AIM OF THE EXERCISE> Reproduce each line of the material exactly, minus any picture.

PROVIDED MATERIAL>

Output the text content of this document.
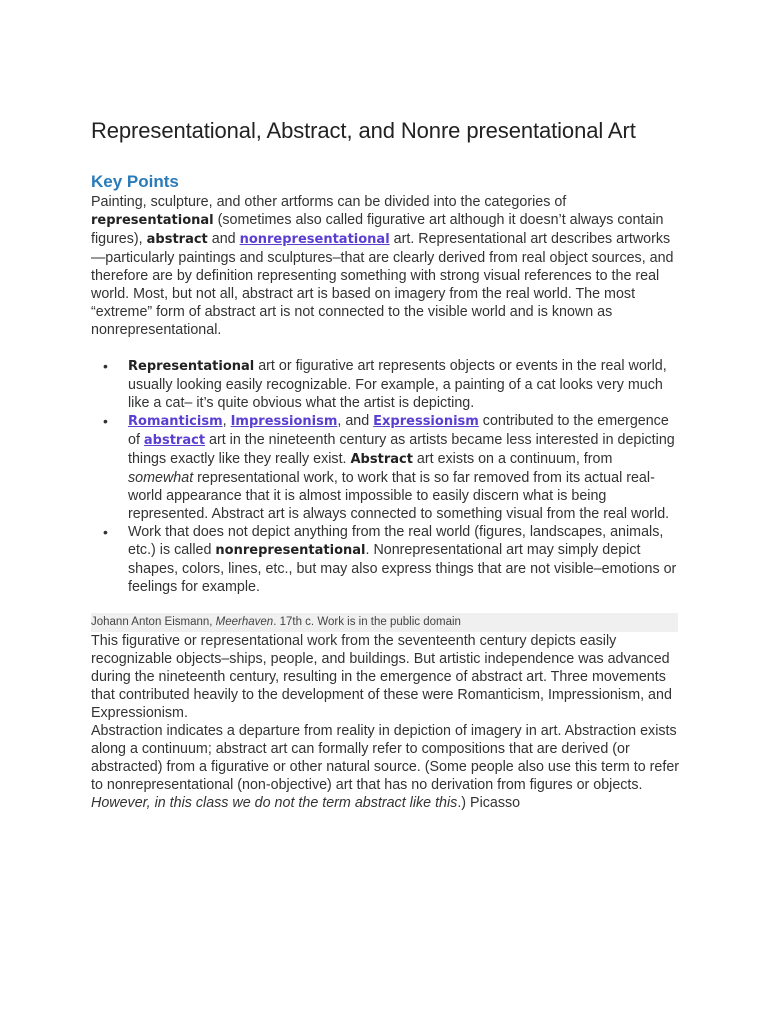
Representational, Abstract, and Nonre presentational Art
Key Points

Painting, sculpture, and other artforms can be divided into the categories of representational (sometimes also called figurative art although it doesn’t always contain figures), abstract and nonrepresentational art. Representational art describes artworks—particularly paintings and sculptures–that are clearly derived from real object sources, and therefore are by definition representing something with strong visual references to the real world. Most, but not all, abstract art is based on imagery from the real world. The most “extreme” form of abstract art is not connected to the visible world and is known as nonrepresentational.

• Representational art or figurative art represents objects or events in the real world, usually looking easily recognizable. For example, a painting of a cat looks very much like a cat– it’s quite obvious what the artist is depicting.
• Romanticism, Impressionism, and Expressionism contributed to the emergence of abstract art in the nineteenth century as artists became less interested in depicting things exactly like they really exist. Abstract art exists on a continuum, from somewhat representational work, to work that is so far removed from its actual real-world appearance that it is almost impossible to easily discern what is being represented. Abstract art is always connected to something visual from the real world.
• Work that does not depict anything from the real world (figures, landscapes, animals, etc.) is called nonrepresentational. Nonrepresentational art may simply depict shapes, colors, lines, etc., but may also express things that are not visible–emotions or feelings for example.
Johann Anton Eismann, Meerhaven. 17th c. Work is in the public domain

This figurative or representational work from the seventeenth century depicts easily recognizable objects–ships, people, and buildings. But artistic independence was advanced during the nineteenth century, resulting in the emergence of abstract art. Three movements that contributed heavily to the development of these were Romanticism, Impressionism, and Expressionism.

Abstraction indicates a departure from reality in depiction of imagery in art. Abstraction exists along a continuum; abstract art can formally refer to compositions that are derived (or abstracted) from a figurative or other natural source. (Some people also use this term to refer to nonrepresentational (non-objective) art that has no derivation from figures or objects. However, in this class we do not the term abstract like this.) Picasso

WRITTEN REPLY>
Output the text content of this document.
Representational, Abstract, and Nonre presentational Art
Key Points

Painting, sculpture, and other artforms can be divided into the categories of representational (sometimes also called figurative art although it doesn’t always contain figures), abstract and nonrepresentational art. Representational art describes artworks—particularly paintings and sculptures–that are clearly derived from real object sources, and therefore are by definition representing something with strong visual references to the real world. Most, but not all, abstract art is based on imagery from the real world. The most “extreme” form of abstract art is not connected to the visible world and is known as nonrepresentational.

• Representational art or figurative art represents objects or events in the real world, usually looking easily recognizable. For example, a painting of a cat looks very much like a cat– it’s quite obvious what the artist is depicting.
• Romanticism, Impressionism, and Expressionism contributed to the emergence of abstract art in the nineteenth century as artists became less interested in depicting things exactly like they really exist. Abstract art exists on a continuum, from somewhat representational work, to work that is so far removed from its actual real-world appearance that it is almost impossible to easily discern what is being represented. Abstract art is always connected to something visual from the real world.
• Work that does not depict anything from the real world (figures, landscapes, animals, etc.) is called nonrepresentational. Nonrepresentational art may simply depict shapes, colors, lines, etc., but may also express things that are not visible–emotions or feelings for example.
Johann Anton Eismann, Meerhaven. 17th c. Work is in the public domain

This figurative or representational work from the seventeenth century depicts easily recognizable objects–ships, people, and buildings. But artistic independence was advanced during the nineteenth century, resulting in the emergence of abstract art. Three movements that contributed heavily to the development of these were Romanticism, Impressionism, and Expressionism.

Abstraction indicates a departure from reality in depiction of imagery in art. Abstraction exists along a continuum; abstract art can formally refer to compositions that are derived (or abstracted) from a figurative or other natural source. (Some people also use this term to refer to nonrepresentational (non-objective) art that has no derivation from figures or objects. However, in this class we do not the term abstract like this.) Picasso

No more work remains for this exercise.